▶ **Task to complete**:
Copy each line exactly. Drop every picture.

----------

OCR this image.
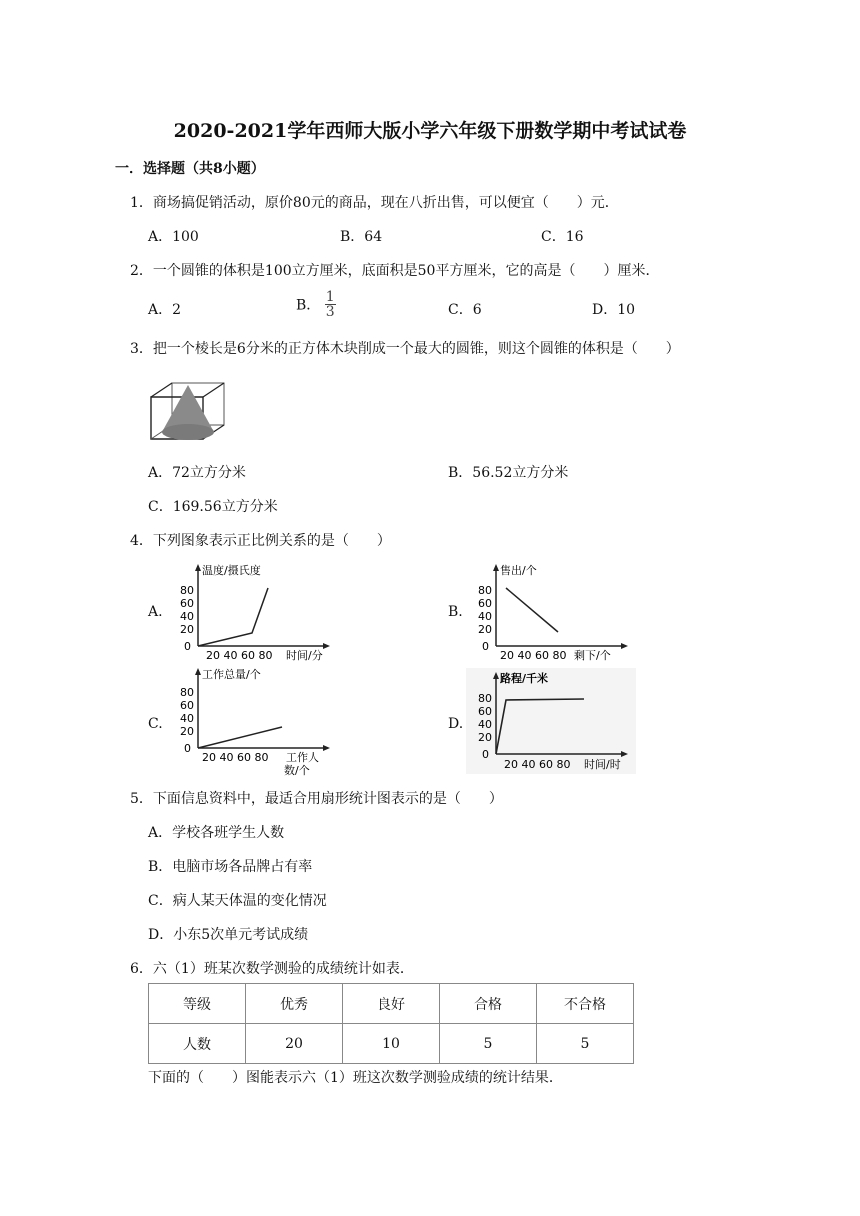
2020-2021学年西师大版小学六年级下册数学期中考试试卷
一．选择题（共8小题）
1．商场搞促销活动，原价80元的商品，现在八折出售，可以便宜（　　）元．
A．100	B．64	C．16
2．一个圆锥的体积是100立方厘米，底面积是50平方厘米，它的高是（　　）厘米．
A．2	B． $\frac{1}{3}$	C．6	D．10
3．把一个棱长是6分米的正方体木块削成一个最大的圆锥，则这个圆锥的体积是（　　）
A．72立方分米	B．56.52立方分米
C．169.56立方分米
4．下列图象表示正比例关系的是（　　）
A.
温度/摄氏度
80
60
40
20
0
20 40 60 80 时间/分
B.
售出/个
80
60
40
20
0
20 40 60 80 剩下/个
C.
工作总量/个
80
60
40
20
0
20 40 60 80 工作人
数/个
D.
路程/千米
80
60
40
20
0
20 40 60 80 时间/时
5．下面信息资料中，最适合用扇形统计图表示的是（　　）
A．学校各班学生人数
B．电脑市场各品牌占有率
C．病人某天体温的变化情况
D．小东5次单元考试成绩
6．六（1）班某次数学测验的成绩统计如表．
等级	优秀	良好	合格	不合格
人数	20	10	5	5
下面的（　　）图能表示六（1）班这次数学测验成绩的统计结果．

----------

▶ **Answer to the exercise**:
OCR this image.
2020-2021学年西师大版小学六年级下册数学期中考试试卷
一．选择题（共8小题）
1．商场搞促销活动，原价80元的商品，现在八折出售，可以便宜（　　）元．
A．100	B．64	C．16
2．一个圆锥的体积是100立方厘米，底面积是50平方厘米，它的高是（　　）厘米．
A．2	B． $\frac{1}{3}$	C．6	D．10
3．把一个棱长是6分米的正方体木块削成一个最大的圆锥，则这个圆锥的体积是（　　）
A．72立方分米	B．56.52立方分米
C．169.56立方分米
4．下列图象表示正比例关系的是（　　）
A.
温度/摄氏度
80
60
40
20
0
20 40 60 80 时间/分
B.
售出/个
80
60
40
20
0
20 40 60 80 剩下/个
C.
工作总量/个
80
60
40
20
0
20 40 60 80 工作人
数/个
D.
路程/千米
80
60
40
20
0
20 40 60 80 时间/时
5．下面信息资料中，最适合用扇形统计图表示的是（　　）
A．学校各班学生人数
B．电脑市场各品牌占有率
C．病人某天体温的变化情况
D．小东5次单元考试成绩
6．六（1）班某次数学测验的成绩统计如表．
等级	优秀	良好	合格	不合格
人数	20	10	5	5
下面的（　　）图能表示六（1）班这次数学测验成绩的统计结果．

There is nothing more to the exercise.